» Task directions:
Check every line in the records below for the word "your" and report how many have it, nothing more.

[Records]
==============================

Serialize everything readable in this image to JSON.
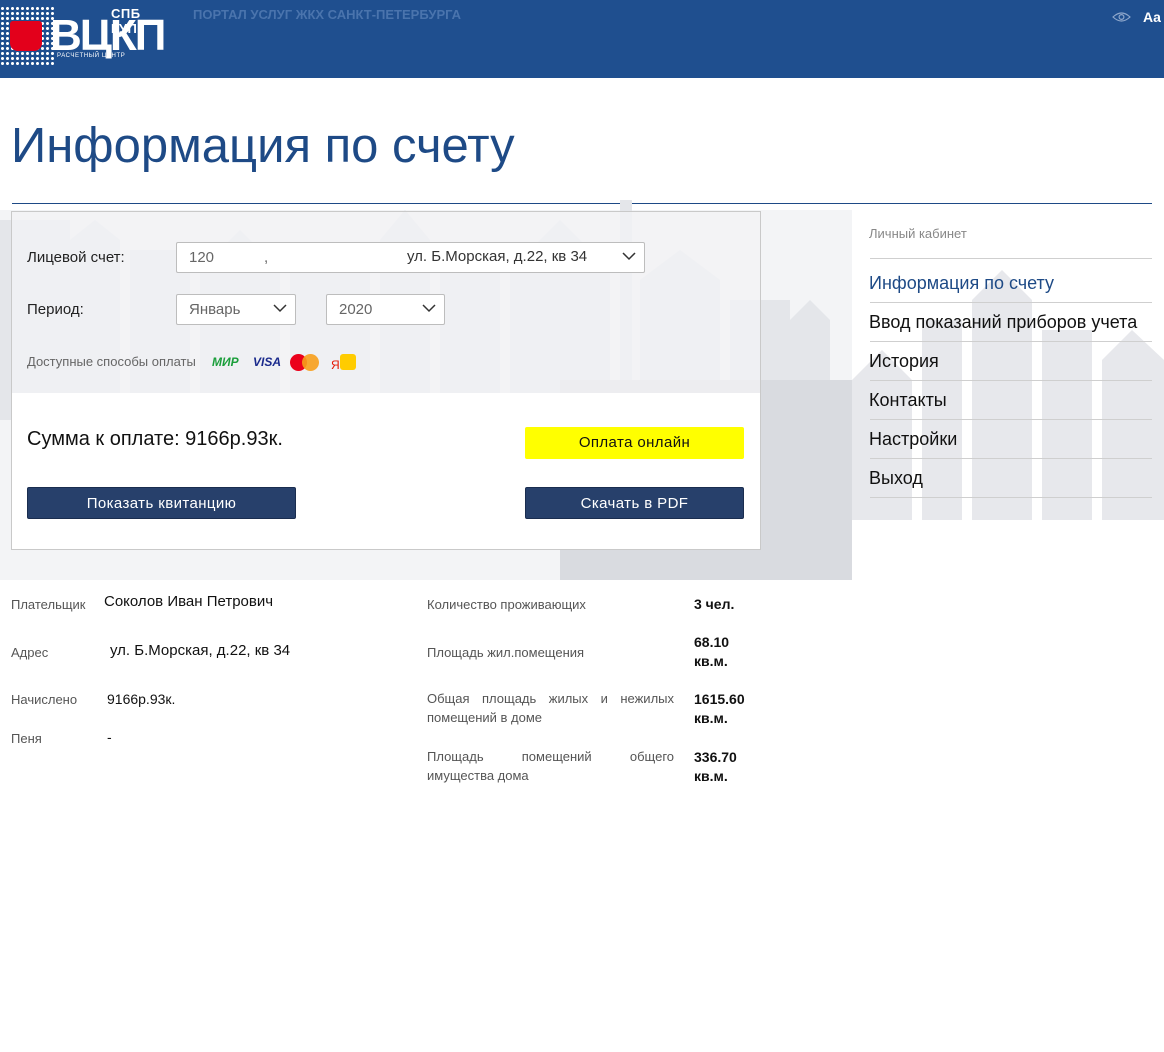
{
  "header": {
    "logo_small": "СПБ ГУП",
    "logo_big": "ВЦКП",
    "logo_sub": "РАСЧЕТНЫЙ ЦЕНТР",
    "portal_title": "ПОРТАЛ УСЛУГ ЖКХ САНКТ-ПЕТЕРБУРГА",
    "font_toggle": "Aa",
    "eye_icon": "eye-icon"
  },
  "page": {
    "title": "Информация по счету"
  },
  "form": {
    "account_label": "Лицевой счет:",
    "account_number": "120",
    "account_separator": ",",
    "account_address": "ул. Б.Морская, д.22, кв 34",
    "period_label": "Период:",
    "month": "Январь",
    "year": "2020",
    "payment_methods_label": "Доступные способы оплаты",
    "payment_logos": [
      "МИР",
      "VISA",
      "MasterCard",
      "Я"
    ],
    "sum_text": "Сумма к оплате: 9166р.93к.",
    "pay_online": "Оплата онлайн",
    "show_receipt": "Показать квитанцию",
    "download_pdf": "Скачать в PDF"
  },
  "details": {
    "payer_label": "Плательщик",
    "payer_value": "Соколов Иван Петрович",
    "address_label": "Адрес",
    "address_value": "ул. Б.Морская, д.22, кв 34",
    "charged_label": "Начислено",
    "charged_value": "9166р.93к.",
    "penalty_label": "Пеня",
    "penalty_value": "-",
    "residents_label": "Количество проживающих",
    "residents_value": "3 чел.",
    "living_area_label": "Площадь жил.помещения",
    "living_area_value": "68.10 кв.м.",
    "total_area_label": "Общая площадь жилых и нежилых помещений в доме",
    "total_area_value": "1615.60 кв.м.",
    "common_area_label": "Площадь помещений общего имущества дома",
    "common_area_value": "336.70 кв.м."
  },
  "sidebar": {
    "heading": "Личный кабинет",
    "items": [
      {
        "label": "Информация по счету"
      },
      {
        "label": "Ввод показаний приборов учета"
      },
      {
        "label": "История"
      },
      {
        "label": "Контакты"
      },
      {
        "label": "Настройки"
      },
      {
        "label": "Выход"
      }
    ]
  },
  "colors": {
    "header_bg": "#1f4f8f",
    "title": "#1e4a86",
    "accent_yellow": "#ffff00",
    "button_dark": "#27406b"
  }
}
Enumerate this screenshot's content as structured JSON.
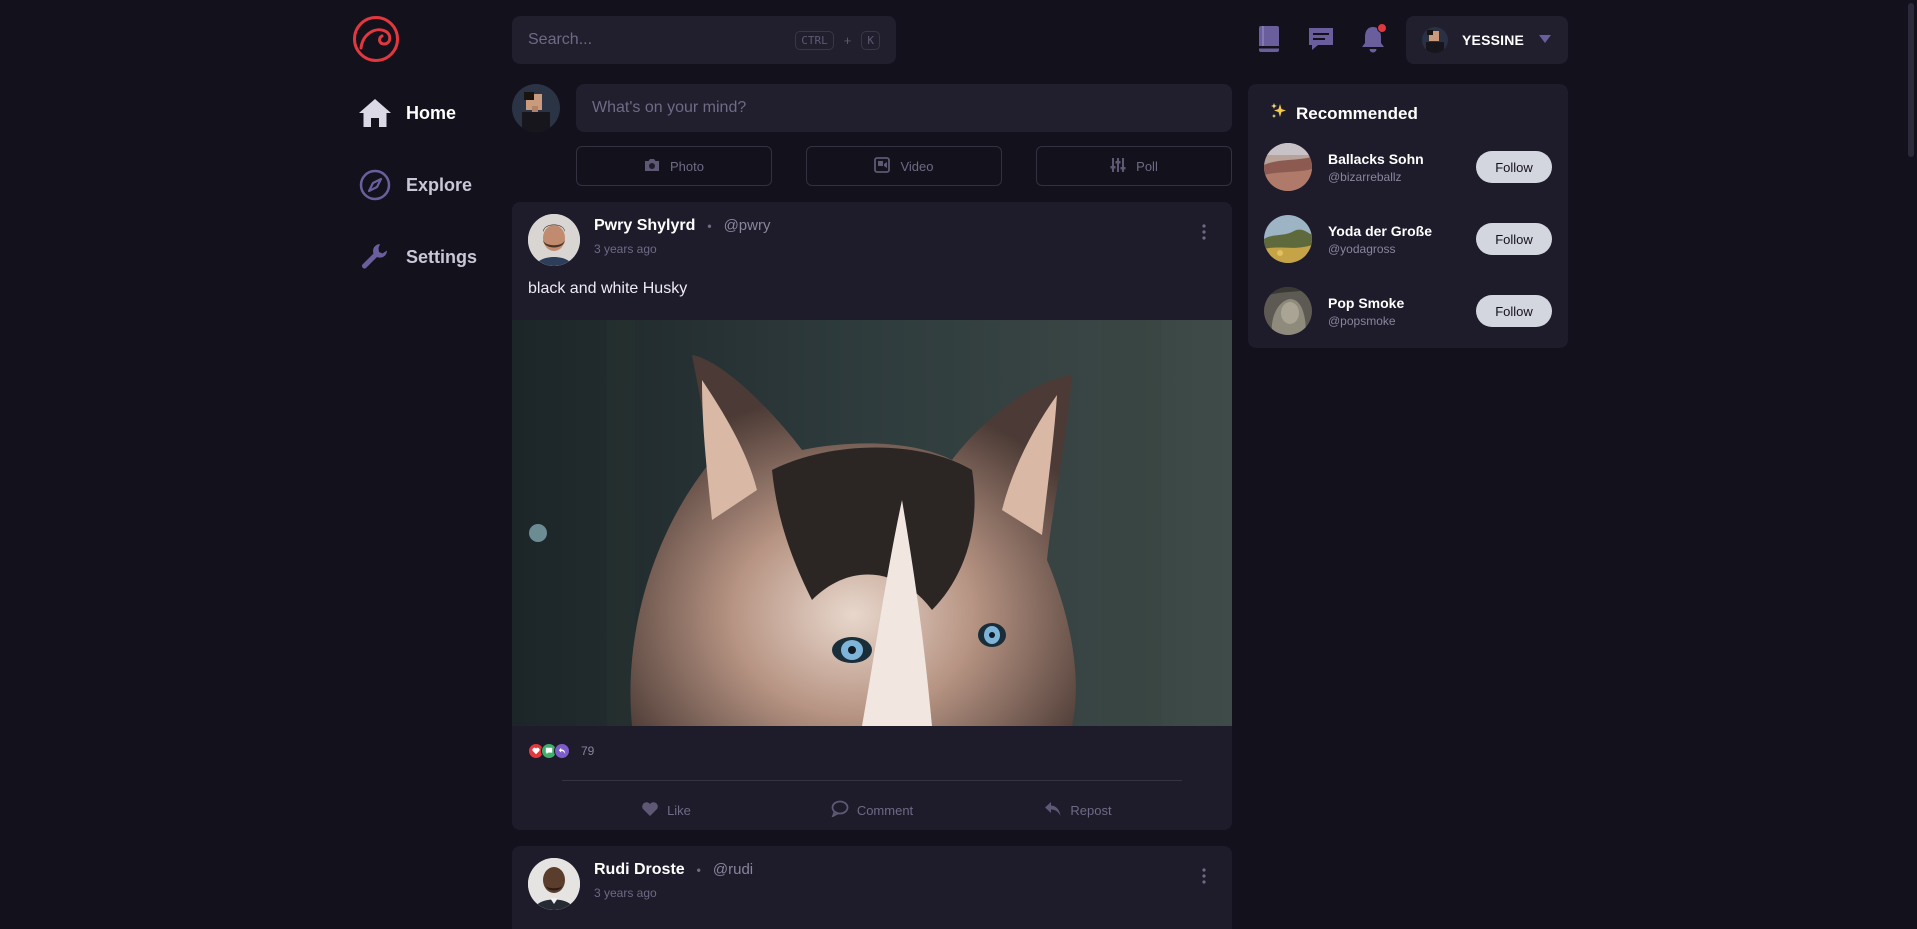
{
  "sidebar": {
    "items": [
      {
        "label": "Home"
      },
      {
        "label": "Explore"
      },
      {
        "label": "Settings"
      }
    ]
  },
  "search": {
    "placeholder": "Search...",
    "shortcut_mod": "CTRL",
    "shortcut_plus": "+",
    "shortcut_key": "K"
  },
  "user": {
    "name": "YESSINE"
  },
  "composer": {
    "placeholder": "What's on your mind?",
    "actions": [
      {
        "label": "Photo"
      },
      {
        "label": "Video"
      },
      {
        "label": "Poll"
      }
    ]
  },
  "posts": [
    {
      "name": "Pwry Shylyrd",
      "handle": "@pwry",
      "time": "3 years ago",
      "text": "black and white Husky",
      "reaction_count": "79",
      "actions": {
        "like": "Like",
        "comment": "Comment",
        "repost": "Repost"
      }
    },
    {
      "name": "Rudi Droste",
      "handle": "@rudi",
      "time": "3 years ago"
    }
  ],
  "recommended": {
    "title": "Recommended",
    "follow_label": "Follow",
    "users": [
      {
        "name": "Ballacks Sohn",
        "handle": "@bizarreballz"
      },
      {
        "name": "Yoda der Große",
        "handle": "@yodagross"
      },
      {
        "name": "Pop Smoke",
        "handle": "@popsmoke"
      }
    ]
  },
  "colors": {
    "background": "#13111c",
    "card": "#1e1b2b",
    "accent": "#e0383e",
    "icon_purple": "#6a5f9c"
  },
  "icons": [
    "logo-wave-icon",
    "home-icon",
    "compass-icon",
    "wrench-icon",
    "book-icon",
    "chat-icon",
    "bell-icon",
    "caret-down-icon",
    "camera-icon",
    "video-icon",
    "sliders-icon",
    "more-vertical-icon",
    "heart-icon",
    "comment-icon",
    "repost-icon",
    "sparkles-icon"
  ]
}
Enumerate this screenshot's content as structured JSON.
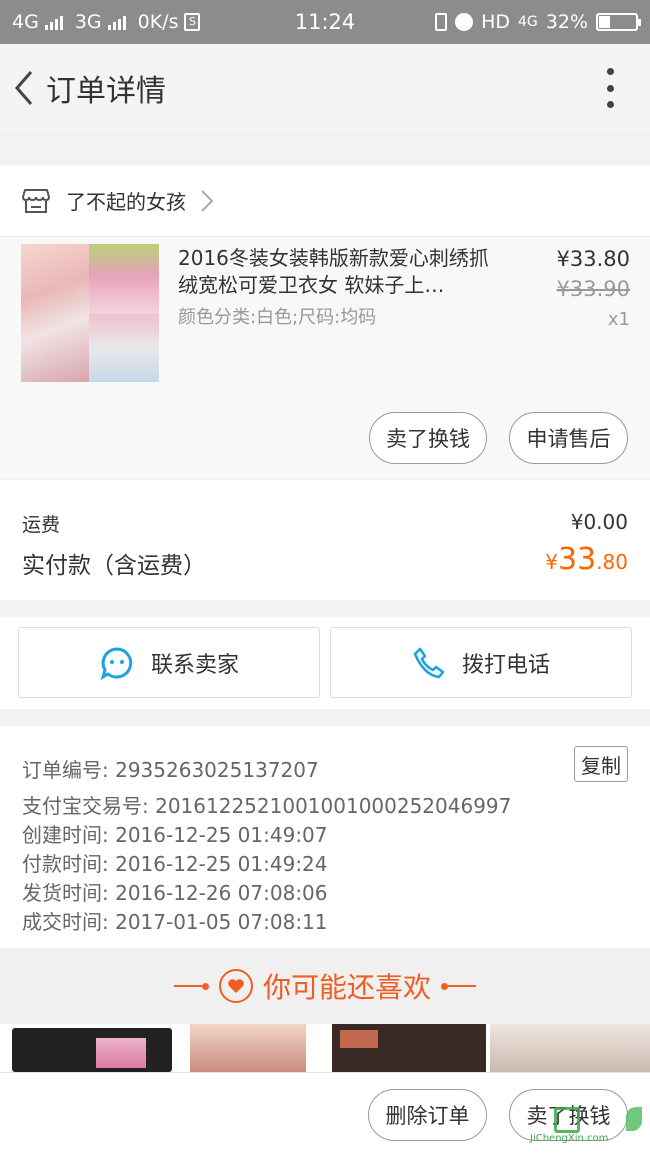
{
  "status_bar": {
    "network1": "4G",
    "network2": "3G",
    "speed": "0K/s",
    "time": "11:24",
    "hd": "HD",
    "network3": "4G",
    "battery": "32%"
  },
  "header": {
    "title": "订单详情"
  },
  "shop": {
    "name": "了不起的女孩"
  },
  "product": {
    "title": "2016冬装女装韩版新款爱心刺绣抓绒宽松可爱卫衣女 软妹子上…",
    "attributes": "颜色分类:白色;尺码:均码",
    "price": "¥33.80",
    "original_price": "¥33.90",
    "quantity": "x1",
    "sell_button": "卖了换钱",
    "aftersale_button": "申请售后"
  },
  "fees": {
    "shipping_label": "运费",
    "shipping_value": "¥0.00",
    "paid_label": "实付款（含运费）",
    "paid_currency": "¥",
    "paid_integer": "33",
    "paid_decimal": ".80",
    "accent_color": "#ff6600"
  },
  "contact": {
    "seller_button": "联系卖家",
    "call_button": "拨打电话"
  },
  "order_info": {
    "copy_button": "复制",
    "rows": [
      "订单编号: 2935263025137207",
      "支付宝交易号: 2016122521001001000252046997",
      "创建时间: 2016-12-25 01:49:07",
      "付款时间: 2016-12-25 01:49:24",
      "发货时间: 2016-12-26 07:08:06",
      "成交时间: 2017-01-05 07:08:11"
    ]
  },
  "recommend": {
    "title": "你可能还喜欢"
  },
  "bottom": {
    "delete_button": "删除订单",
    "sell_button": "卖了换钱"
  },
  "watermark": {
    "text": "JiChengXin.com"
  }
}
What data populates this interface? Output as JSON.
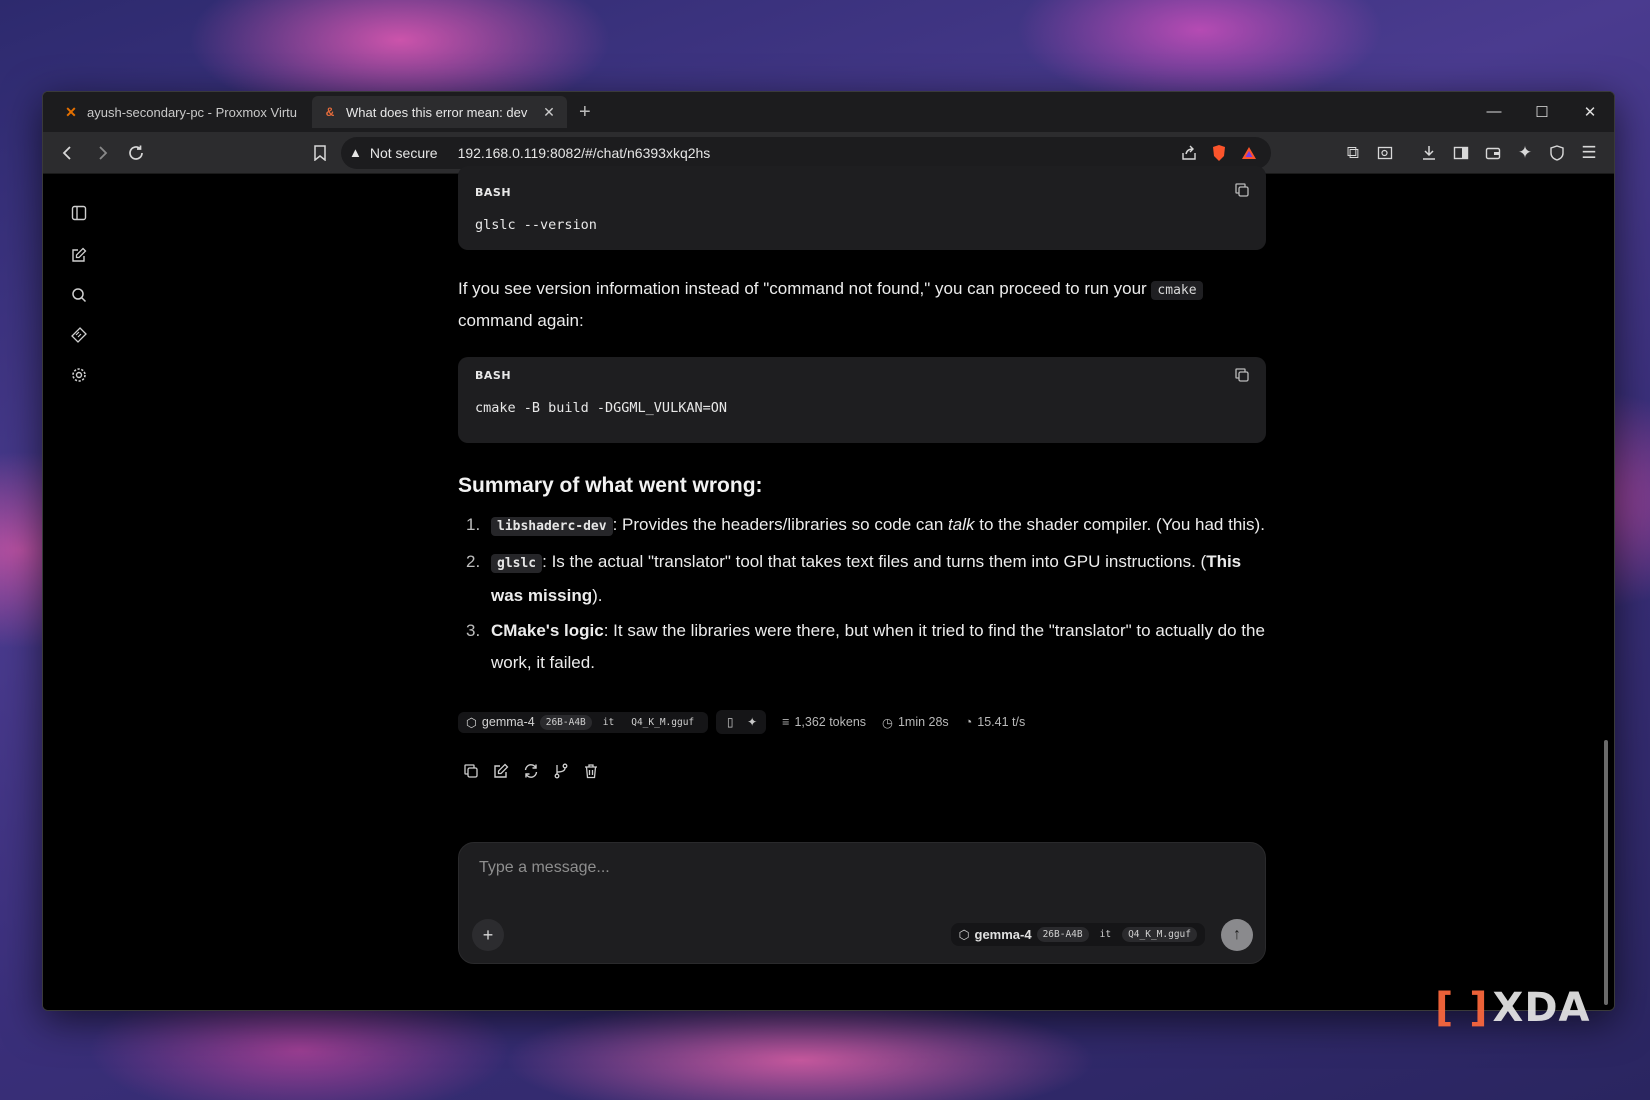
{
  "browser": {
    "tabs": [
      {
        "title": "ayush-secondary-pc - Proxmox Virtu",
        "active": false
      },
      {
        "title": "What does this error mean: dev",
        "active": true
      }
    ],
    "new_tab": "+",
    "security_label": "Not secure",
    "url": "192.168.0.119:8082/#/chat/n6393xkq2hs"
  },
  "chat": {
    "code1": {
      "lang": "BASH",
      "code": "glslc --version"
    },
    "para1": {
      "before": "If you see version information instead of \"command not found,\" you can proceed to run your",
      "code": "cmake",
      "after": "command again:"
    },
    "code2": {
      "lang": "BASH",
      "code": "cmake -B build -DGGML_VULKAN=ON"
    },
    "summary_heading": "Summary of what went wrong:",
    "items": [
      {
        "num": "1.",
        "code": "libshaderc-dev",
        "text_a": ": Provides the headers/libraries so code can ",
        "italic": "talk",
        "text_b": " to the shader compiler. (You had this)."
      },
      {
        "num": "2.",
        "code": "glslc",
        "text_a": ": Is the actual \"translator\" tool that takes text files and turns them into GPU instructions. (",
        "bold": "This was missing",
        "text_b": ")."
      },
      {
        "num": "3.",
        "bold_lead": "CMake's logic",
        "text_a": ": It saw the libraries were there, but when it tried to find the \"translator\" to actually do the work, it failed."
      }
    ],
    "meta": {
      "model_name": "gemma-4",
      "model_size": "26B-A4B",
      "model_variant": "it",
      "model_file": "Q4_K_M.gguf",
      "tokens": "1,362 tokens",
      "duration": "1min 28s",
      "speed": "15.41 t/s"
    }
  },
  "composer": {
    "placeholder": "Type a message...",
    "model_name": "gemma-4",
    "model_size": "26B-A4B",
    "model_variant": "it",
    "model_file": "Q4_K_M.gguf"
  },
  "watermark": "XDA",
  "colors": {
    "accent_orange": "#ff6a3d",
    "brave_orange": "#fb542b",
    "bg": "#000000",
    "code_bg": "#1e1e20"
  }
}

==============================

» In response:
2